## [OBJECTIVE]
Make an exact copy of the entries below.

## [SUPPLIED DATA]

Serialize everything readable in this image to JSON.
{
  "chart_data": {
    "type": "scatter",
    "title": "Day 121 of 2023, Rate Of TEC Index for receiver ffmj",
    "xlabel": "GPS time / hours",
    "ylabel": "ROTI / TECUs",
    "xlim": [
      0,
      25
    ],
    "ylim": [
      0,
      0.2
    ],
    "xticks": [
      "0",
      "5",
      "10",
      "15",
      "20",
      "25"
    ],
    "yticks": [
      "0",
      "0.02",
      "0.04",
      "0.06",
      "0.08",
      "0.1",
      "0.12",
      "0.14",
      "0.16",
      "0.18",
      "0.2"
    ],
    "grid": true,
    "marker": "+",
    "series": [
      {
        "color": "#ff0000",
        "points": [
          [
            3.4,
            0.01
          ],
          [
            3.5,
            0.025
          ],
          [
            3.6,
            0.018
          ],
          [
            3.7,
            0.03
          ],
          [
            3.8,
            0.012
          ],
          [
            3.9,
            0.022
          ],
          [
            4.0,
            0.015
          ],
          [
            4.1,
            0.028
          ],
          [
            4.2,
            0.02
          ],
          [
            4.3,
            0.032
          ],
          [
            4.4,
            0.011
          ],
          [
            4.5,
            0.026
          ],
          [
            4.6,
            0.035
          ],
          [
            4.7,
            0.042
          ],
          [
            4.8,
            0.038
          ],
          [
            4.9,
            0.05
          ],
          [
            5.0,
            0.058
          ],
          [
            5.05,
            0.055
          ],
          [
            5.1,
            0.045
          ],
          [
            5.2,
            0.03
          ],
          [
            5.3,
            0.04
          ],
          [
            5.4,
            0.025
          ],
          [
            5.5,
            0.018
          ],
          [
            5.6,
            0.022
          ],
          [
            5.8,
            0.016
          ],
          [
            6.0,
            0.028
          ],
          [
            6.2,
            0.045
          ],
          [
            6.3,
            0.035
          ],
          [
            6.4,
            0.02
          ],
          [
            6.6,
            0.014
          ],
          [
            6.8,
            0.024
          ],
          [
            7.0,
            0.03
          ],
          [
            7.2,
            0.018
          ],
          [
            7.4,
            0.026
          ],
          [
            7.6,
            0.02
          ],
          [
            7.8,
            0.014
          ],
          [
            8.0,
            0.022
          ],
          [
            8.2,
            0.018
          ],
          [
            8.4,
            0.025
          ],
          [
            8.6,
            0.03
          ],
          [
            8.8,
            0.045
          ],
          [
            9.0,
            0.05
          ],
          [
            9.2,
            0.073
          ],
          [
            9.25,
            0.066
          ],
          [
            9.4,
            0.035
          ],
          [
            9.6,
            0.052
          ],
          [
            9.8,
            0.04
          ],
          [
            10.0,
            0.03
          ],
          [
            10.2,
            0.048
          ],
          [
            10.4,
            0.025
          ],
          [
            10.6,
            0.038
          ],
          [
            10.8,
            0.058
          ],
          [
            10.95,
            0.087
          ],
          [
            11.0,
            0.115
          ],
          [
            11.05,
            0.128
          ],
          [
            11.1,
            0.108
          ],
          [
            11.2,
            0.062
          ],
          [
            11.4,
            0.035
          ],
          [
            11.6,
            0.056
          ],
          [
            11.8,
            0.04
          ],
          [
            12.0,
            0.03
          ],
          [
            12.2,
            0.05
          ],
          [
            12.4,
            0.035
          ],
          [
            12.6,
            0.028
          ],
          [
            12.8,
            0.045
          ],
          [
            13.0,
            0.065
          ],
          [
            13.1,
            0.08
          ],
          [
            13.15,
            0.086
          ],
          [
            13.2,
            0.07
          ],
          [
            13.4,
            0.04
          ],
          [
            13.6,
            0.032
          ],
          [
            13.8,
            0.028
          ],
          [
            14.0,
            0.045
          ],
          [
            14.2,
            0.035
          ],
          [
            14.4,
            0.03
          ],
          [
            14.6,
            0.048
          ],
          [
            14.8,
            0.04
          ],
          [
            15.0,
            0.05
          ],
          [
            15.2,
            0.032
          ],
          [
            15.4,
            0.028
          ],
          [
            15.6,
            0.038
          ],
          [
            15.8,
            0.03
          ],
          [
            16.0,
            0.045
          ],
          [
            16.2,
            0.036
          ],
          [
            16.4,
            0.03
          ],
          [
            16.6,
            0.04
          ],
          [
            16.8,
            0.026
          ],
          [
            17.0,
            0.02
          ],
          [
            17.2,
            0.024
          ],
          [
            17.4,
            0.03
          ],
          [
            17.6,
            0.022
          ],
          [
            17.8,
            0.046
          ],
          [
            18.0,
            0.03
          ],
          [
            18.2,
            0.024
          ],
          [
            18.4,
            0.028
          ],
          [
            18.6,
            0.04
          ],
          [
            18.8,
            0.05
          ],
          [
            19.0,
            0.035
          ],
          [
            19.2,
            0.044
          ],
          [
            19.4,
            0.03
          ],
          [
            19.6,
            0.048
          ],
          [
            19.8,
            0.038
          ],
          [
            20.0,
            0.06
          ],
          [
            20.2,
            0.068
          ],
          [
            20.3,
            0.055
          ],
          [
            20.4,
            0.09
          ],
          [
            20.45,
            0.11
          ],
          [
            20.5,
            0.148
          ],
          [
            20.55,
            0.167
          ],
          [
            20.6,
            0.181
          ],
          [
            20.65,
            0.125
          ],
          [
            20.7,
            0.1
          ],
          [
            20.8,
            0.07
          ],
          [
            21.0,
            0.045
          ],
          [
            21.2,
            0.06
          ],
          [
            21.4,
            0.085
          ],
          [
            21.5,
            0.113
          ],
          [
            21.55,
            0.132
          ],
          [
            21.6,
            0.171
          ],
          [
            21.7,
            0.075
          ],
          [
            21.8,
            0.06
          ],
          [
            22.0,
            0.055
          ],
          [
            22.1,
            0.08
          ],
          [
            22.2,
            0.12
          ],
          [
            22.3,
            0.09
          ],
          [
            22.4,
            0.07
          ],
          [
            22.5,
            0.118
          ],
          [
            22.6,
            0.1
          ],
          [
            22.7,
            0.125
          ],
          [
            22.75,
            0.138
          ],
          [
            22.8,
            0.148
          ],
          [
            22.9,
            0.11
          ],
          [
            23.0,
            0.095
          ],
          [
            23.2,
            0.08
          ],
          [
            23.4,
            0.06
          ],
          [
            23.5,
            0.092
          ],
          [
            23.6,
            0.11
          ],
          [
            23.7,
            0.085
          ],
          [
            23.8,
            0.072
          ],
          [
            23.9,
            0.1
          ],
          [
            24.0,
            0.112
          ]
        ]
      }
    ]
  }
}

## [REPLY]
Serialize everything readable in this image to JSON.
{
  "chart_data": {
    "type": "scatter",
    "title": "Day 121 of 2023, Rate Of TEC Index for receiver ffmj",
    "xlabel": "GPS time / hours",
    "ylabel": "ROTI / TECUs",
    "xlim": [
      0,
      25
    ],
    "ylim": [
      0,
      0.2
    ],
    "xticks": [
      "0",
      "5",
      "10",
      "15",
      "20",
      "25"
    ],
    "yticks": [
      "0",
      "0.02",
      "0.04",
      "0.06",
      "0.08",
      "0.1",
      "0.12",
      "0.14",
      "0.16",
      "0.18",
      "0.2"
    ],
    "grid": true,
    "marker": "+",
    "series": [
      {
        "color": "#ff0000",
        "points": [
          [
            3.4,
            0.01
          ],
          [
            3.5,
            0.025
          ],
          [
            3.6,
            0.018
          ],
          [
            3.7,
            0.03
          ],
          [
            3.8,
            0.012
          ],
          [
            3.9,
            0.022
          ],
          [
            4.0,
            0.015
          ],
          [
            4.1,
            0.028
          ],
          [
            4.2,
            0.02
          ],
          [
            4.3,
            0.032
          ],
          [
            4.4,
            0.011
          ],
          [
            4.5,
            0.026
          ],
          [
            4.6,
            0.035
          ],
          [
            4.7,
            0.042
          ],
          [
            4.8,
            0.038
          ],
          [
            4.9,
            0.05
          ],
          [
            5.0,
            0.058
          ],
          [
            5.05,
            0.055
          ],
          [
            5.1,
            0.045
          ],
          [
            5.2,
            0.03
          ],
          [
            5.3,
            0.04
          ],
          [
            5.4,
            0.025
          ],
          [
            5.5,
            0.018
          ],
          [
            5.6,
            0.022
          ],
          [
            5.8,
            0.016
          ],
          [
            6.0,
            0.028
          ],
          [
            6.2,
            0.045
          ],
          [
            6.3,
            0.035
          ],
          [
            6.4,
            0.02
          ],
          [
            6.6,
            0.014
          ],
          [
            6.8,
            0.024
          ],
          [
            7.0,
            0.03
          ],
          [
            7.2,
            0.018
          ],
          [
            7.4,
            0.026
          ],
          [
            7.6,
            0.02
          ],
          [
            7.8,
            0.014
          ],
          [
            8.0,
            0.022
          ],
          [
            8.2,
            0.018
          ],
          [
            8.4,
            0.025
          ],
          [
            8.6,
            0.03
          ],
          [
            8.8,
            0.045
          ],
          [
            9.0,
            0.05
          ],
          [
            9.2,
            0.073
          ],
          [
            9.25,
            0.066
          ],
          [
            9.4,
            0.035
          ],
          [
            9.6,
            0.052
          ],
          [
            9.8,
            0.04
          ],
          [
            10.0,
            0.03
          ],
          [
            10.2,
            0.048
          ],
          [
            10.4,
            0.025
          ],
          [
            10.6,
            0.038
          ],
          [
            10.8,
            0.058
          ],
          [
            10.95,
            0.087
          ],
          [
            11.0,
            0.115
          ],
          [
            11.05,
            0.128
          ],
          [
            11.1,
            0.108
          ],
          [
            11.2,
            0.062
          ],
          [
            11.4,
            0.035
          ],
          [
            11.6,
            0.056
          ],
          [
            11.8,
            0.04
          ],
          [
            12.0,
            0.03
          ],
          [
            12.2,
            0.05
          ],
          [
            12.4,
            0.035
          ],
          [
            12.6,
            0.028
          ],
          [
            12.8,
            0.045
          ],
          [
            13.0,
            0.065
          ],
          [
            13.1,
            0.08
          ],
          [
            13.15,
            0.086
          ],
          [
            13.2,
            0.07
          ],
          [
            13.4,
            0.04
          ],
          [
            13.6,
            0.032
          ],
          [
            13.8,
            0.028
          ],
          [
            14.0,
            0.045
          ],
          [
            14.2,
            0.035
          ],
          [
            14.4,
            0.03
          ],
          [
            14.6,
            0.048
          ],
          [
            14.8,
            0.04
          ],
          [
            15.0,
            0.05
          ],
          [
            15.2,
            0.032
          ],
          [
            15.4,
            0.028
          ],
          [
            15.6,
            0.038
          ],
          [
            15.8,
            0.03
          ],
          [
            16.0,
            0.045
          ],
          [
            16.2,
            0.036
          ],
          [
            16.4,
            0.03
          ],
          [
            16.6,
            0.04
          ],
          [
            16.8,
            0.026
          ],
          [
            17.0,
            0.02
          ],
          [
            17.2,
            0.024
          ],
          [
            17.4,
            0.03
          ],
          [
            17.6,
            0.022
          ],
          [
            17.8,
            0.046
          ],
          [
            18.0,
            0.03
          ],
          [
            18.2,
            0.024
          ],
          [
            18.4,
            0.028
          ],
          [
            18.6,
            0.04
          ],
          [
            18.8,
            0.05
          ],
          [
            19.0,
            0.035
          ],
          [
            19.2,
            0.044
          ],
          [
            19.4,
            0.03
          ],
          [
            19.6,
            0.048
          ],
          [
            19.8,
            0.038
          ],
          [
            20.0,
            0.06
          ],
          [
            20.2,
            0.068
          ],
          [
            20.3,
            0.055
          ],
          [
            20.4,
            0.09
          ],
          [
            20.45,
            0.11
          ],
          [
            20.5,
            0.148
          ],
          [
            20.55,
            0.167
          ],
          [
            20.6,
            0.181
          ],
          [
            20.65,
            0.125
          ],
          [
            20.7,
            0.1
          ],
          [
            20.8,
            0.07
          ],
          [
            21.0,
            0.045
          ],
          [
            21.2,
            0.06
          ],
          [
            21.4,
            0.085
          ],
          [
            21.5,
            0.113
          ],
          [
            21.55,
            0.132
          ],
          [
            21.6,
            0.171
          ],
          [
            21.7,
            0.075
          ],
          [
            21.8,
            0.06
          ],
          [
            22.0,
            0.055
          ],
          [
            22.1,
            0.08
          ],
          [
            22.2,
            0.12
          ],
          [
            22.3,
            0.09
          ],
          [
            22.4,
            0.07
          ],
          [
            22.5,
            0.118
          ],
          [
            22.6,
            0.1
          ],
          [
            22.7,
            0.125
          ],
          [
            22.75,
            0.138
          ],
          [
            22.8,
            0.148
          ],
          [
            22.9,
            0.11
          ],
          [
            23.0,
            0.095
          ],
          [
            23.2,
            0.08
          ],
          [
            23.4,
            0.06
          ],
          [
            23.5,
            0.092
          ],
          [
            23.6,
            0.11
          ],
          [
            23.7,
            0.085
          ],
          [
            23.8,
            0.072
          ],
          [
            23.9,
            0.1
          ],
          [
            24.0,
            0.112
          ]
        ]
      }
    ]
  }
}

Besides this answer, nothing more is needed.